The exercise: Each entry must be given again exactly; images do not belong in the copy.

Provided data:
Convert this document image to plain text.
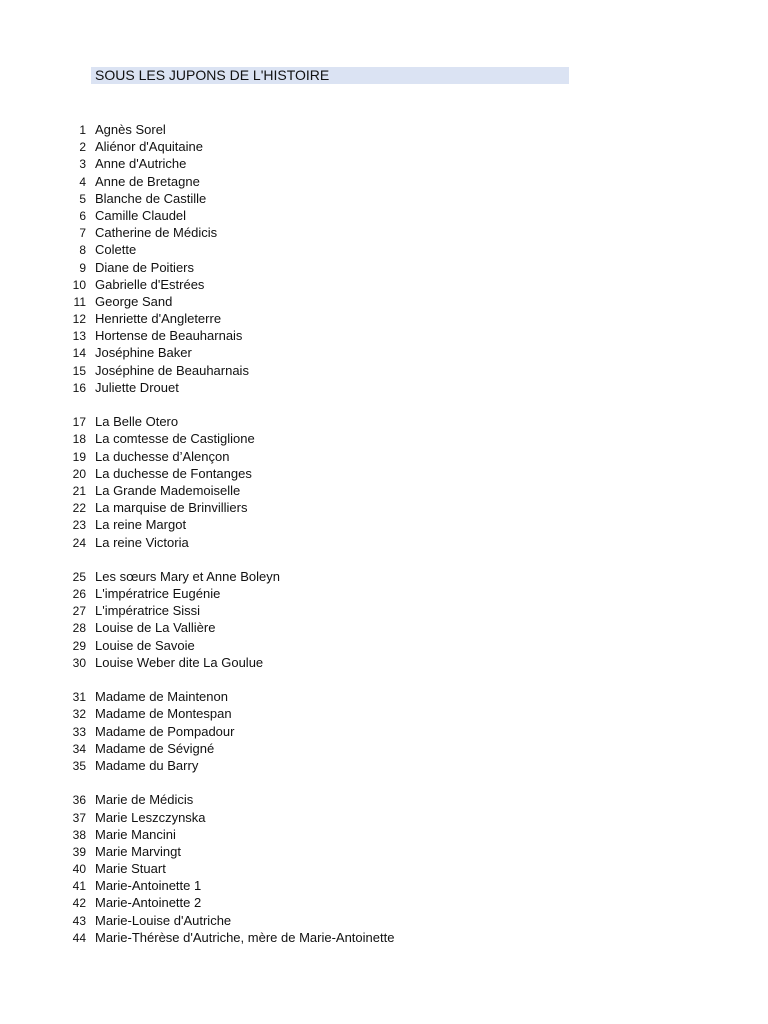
SOUS LES JUPONS DE L'HISTOIRE
1 Agnès Sorel
2 Aliénor d'Aquitaine
3 Anne d'Autriche
4 Anne de Bretagne
5 Blanche de Castille
6 Camille Claudel
7 Catherine de Médicis
8 Colette
9 Diane de Poitiers
10 Gabrielle d'Estrées
11 George Sand
12 Henriette d'Angleterre
13 Hortense de Beauharnais
14 Joséphine Baker
15 Joséphine de Beauharnais
16 Juliette Drouet
17 La Belle Otero
18 La comtesse de Castiglione
19 La duchesse d’Alençon
20 La duchesse de Fontanges
21 La Grande Mademoiselle
22 La marquise de Brinvilliers
23 La reine Margot
24 La reine Victoria
25 Les sœurs Mary et Anne Boleyn
26 L'impératrice Eugénie
27 L'impératrice Sissi
28 Louise de La Vallière
29 Louise de Savoie
30 Louise Weber dite La Goulue
31 Madame de Maintenon
32 Madame de Montespan
33 Madame de Pompadour
34 Madame de Sévigné
35 Madame du Barry
36 Marie de Médicis
37 Marie Leszczynska
38 Marie Mancini
39 Marie Marvingt
40 Marie Stuart
41 Marie-Antoinette 1
42 Marie-Antoinette 2
43 Marie-Louise d'Autriche
44 Marie-Thérèse d'Autriche, mère de Marie-Antoinette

Response to this task:
Convert this document image to plain text.
SOUS LES JUPONS DE L'HISTOIRE
1 Agnès Sorel
2 Aliénor d'Aquitaine
3 Anne d'Autriche
4 Anne de Bretagne
5 Blanche de Castille
6 Camille Claudel
7 Catherine de Médicis
8 Colette
9 Diane de Poitiers
10 Gabrielle d'Estrées
11 George Sand
12 Henriette d'Angleterre
13 Hortense de Beauharnais
14 Joséphine Baker
15 Joséphine de Beauharnais
16 Juliette Drouet
17 La Belle Otero
18 La comtesse de Castiglione
19 La duchesse d’Alençon
20 La duchesse de Fontanges
21 La Grande Mademoiselle
22 La marquise de Brinvilliers
23 La reine Margot
24 La reine Victoria
25 Les sœurs Mary et Anne Boleyn
26 L'impératrice Eugénie
27 L'impératrice Sissi
28 Louise de La Vallière
29 Louise de Savoie
30 Louise Weber dite La Goulue
31 Madame de Maintenon
32 Madame de Montespan
33 Madame de Pompadour
34 Madame de Sévigné
35 Madame du Barry
36 Marie de Médicis
37 Marie Leszczynska
38 Marie Mancini
39 Marie Marvingt
40 Marie Stuart
41 Marie-Antoinette 1
42 Marie-Antoinette 2
43 Marie-Louise d'Autriche
44 Marie-Thérèse d'Autriche, mère de Marie-Antoinette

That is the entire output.